-- Begin Records to use --

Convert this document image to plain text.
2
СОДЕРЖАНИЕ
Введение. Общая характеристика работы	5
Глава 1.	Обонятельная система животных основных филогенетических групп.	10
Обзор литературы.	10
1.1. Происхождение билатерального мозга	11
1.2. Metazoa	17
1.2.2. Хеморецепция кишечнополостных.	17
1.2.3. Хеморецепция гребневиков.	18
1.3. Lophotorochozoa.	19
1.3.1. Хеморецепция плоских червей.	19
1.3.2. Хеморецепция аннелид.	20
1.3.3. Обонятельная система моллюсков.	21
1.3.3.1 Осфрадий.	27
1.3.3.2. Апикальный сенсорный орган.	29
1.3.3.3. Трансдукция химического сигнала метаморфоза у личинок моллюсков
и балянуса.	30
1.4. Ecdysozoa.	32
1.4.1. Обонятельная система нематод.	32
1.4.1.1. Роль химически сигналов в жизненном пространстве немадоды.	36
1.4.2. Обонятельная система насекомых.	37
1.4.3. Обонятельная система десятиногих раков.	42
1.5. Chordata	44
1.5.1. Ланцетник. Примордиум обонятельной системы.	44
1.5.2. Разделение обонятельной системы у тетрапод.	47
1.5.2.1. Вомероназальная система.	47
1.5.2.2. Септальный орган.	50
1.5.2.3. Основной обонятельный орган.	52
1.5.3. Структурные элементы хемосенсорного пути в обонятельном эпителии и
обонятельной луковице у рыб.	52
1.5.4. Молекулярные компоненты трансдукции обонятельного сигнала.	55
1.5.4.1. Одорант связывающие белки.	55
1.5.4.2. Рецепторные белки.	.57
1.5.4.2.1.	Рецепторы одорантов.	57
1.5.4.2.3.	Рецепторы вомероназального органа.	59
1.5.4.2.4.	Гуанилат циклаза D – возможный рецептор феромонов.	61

-- End Records to use --

### Given task
What is the number of lines that contain "обонятельной"? Reply with that number alone.

### Exercise solution
3